Data entries for graphics
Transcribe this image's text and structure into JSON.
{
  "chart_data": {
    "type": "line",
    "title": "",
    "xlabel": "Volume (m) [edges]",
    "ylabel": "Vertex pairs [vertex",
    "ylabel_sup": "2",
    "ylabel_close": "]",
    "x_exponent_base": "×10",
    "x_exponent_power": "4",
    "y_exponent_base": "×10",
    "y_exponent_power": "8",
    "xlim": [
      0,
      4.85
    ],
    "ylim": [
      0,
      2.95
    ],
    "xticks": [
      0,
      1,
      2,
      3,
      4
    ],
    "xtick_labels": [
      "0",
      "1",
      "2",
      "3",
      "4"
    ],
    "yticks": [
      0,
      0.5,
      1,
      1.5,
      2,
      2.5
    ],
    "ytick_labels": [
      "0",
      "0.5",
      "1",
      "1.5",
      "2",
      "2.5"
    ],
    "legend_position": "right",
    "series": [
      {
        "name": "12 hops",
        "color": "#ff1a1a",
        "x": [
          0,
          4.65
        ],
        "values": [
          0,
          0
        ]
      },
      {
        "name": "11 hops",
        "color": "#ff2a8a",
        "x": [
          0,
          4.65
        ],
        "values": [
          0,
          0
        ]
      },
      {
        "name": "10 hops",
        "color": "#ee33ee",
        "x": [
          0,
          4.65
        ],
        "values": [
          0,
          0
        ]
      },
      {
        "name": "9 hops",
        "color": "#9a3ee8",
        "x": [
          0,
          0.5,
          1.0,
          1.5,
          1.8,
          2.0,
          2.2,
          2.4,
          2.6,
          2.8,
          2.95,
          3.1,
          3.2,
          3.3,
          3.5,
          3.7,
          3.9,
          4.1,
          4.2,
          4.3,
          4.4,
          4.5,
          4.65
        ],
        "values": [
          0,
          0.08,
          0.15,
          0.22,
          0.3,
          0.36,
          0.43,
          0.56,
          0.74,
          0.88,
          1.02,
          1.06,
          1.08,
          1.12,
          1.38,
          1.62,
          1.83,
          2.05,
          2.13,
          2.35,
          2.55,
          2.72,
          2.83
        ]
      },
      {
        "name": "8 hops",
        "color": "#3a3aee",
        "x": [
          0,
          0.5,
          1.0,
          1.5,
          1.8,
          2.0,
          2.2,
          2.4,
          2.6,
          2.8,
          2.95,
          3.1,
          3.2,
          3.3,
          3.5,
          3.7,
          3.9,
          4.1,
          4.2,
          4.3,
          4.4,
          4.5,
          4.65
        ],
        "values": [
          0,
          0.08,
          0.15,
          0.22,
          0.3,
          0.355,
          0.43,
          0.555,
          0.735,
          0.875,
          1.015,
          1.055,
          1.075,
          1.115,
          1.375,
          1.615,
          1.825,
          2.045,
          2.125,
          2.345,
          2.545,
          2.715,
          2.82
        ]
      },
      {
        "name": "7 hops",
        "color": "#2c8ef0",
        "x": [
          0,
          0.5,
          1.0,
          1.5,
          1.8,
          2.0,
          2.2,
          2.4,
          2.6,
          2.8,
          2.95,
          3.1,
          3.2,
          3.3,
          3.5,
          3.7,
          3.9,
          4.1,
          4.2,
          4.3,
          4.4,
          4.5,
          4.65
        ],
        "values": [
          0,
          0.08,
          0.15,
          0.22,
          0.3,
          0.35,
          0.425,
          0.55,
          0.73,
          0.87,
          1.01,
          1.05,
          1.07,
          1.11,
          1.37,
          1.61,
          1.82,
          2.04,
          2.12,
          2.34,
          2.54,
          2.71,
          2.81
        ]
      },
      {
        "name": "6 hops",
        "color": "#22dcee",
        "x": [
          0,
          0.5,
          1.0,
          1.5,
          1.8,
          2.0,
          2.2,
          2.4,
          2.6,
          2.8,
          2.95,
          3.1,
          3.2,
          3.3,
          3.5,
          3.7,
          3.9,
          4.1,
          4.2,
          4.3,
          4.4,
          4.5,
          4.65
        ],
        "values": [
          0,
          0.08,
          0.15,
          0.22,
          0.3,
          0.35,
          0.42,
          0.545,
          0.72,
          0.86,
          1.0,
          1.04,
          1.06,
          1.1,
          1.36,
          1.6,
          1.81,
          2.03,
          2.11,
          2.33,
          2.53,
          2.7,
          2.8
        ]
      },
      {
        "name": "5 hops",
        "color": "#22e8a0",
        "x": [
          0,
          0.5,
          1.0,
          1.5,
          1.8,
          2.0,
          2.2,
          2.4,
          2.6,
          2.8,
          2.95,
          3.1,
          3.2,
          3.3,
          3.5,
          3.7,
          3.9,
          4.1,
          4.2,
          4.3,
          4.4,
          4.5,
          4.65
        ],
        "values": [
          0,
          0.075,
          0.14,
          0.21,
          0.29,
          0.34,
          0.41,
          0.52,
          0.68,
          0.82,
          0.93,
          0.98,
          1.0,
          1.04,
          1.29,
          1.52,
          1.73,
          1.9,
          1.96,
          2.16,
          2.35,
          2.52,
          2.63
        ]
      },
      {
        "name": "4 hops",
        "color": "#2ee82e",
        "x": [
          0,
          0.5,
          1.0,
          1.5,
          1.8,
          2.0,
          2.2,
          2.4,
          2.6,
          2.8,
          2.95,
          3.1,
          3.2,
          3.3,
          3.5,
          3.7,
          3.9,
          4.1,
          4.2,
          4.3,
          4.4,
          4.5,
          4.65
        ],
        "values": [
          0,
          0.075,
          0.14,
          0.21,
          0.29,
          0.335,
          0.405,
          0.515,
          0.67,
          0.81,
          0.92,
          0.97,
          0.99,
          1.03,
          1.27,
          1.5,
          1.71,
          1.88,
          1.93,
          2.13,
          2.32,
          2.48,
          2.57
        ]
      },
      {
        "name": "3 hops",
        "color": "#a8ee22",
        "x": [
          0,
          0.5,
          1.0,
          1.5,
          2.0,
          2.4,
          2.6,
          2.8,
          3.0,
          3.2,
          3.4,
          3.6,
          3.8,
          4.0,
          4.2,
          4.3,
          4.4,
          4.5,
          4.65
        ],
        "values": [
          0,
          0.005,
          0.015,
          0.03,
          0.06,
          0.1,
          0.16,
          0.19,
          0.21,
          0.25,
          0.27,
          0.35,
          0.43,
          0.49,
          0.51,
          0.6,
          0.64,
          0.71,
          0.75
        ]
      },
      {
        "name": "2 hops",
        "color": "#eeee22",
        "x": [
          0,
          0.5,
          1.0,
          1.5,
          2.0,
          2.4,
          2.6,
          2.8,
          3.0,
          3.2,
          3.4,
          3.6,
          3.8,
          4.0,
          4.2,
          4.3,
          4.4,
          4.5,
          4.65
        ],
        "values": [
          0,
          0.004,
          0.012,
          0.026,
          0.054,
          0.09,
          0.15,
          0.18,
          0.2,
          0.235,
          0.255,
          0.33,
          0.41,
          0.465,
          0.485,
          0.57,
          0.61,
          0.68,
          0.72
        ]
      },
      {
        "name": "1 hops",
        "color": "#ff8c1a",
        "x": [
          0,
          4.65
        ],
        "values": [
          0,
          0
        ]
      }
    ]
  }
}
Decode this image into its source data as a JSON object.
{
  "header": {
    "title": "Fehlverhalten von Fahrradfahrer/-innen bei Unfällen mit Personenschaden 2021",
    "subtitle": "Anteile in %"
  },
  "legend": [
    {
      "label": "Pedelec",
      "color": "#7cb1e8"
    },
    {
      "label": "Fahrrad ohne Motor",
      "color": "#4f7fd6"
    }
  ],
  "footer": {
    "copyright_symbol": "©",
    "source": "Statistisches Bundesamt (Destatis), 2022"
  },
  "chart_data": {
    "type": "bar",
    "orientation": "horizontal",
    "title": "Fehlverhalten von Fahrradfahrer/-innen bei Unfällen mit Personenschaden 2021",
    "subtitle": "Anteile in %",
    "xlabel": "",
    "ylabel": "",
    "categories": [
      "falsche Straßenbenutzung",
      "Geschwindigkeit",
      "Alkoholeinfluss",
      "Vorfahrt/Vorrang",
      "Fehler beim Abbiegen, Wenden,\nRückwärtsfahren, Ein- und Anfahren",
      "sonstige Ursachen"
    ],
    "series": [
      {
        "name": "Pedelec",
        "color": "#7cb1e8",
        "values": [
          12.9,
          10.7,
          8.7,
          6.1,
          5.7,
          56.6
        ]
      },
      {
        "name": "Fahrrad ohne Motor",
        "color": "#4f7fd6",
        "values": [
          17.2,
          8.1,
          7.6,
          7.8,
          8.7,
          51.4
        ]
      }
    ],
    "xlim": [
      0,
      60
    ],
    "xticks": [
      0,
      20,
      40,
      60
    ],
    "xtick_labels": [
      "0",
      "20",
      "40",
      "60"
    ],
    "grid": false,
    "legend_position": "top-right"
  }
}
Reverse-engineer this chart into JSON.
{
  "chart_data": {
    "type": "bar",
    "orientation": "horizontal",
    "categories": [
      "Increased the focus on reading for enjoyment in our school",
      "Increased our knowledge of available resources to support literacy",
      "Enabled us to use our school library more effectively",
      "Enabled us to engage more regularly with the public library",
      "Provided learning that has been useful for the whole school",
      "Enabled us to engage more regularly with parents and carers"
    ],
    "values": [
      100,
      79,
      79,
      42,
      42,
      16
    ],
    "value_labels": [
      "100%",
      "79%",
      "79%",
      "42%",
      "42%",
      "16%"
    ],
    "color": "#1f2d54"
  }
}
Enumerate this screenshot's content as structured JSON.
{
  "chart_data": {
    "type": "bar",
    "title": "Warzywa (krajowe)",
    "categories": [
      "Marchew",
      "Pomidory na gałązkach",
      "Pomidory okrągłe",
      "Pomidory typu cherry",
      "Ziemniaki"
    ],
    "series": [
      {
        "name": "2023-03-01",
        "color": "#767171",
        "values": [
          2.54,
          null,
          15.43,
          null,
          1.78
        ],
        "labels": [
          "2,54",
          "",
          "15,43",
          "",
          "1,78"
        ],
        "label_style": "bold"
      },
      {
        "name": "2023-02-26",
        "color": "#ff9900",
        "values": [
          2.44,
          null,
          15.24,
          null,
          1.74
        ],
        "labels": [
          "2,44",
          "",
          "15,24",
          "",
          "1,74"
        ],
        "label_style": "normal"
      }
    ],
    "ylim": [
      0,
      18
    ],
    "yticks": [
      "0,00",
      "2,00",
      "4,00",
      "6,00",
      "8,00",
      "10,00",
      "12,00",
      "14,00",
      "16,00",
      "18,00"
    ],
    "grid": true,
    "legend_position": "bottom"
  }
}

- **INSTRUCTIONS FOR THE TASK**: Return every line from the one holding "Enumerate this screenshot's" through the end of the data, exactly as it appears, with both ends kept and nothing else.

- **SOLUTION TO THIS PROBLEM**:
Enumerate this screenshot's content as structured JSON.
{
  "chart_data": {
    "type": "bar",
    "title": "Warzywa (krajowe)",
    "categories": [
      "Marchew",
      "Pomidory na gałązkach",
      "Pomidory okrągłe",
      "Pomidory typu cherry",
      "Ziemniaki"
    ],
    "series": [
      {
        "name": "2023-03-01",
        "color": "#767171",
        "values": [
          2.54,
          null,
          15.43,
          null,
          1.78
        ],
        "labels": [
          "2,54",
          "",
          "15,43",
          "",
          "1,78"
        ],
        "label_style": "bold"
      },
      {
        "name": "2023-02-26",
        "color": "#ff9900",
        "values": [
          2.44,
          null,
          15.24,
          null,
          1.74
        ],
        "labels": [
          "2,44",
          "",
          "15,24",
          "",
          "1,74"
        ],
        "label_style": "normal"
      }
    ],
    "ylim": [
      0,
      18
    ],
    "yticks": [
      "0,00",
      "2,00",
      "4,00",
      "6,00",
      "8,00",
      "10,00",
      "12,00",
      "14,00",
      "16,00",
      "18,00"
    ],
    "grid": true,
    "legend_position": "bottom"
  }
}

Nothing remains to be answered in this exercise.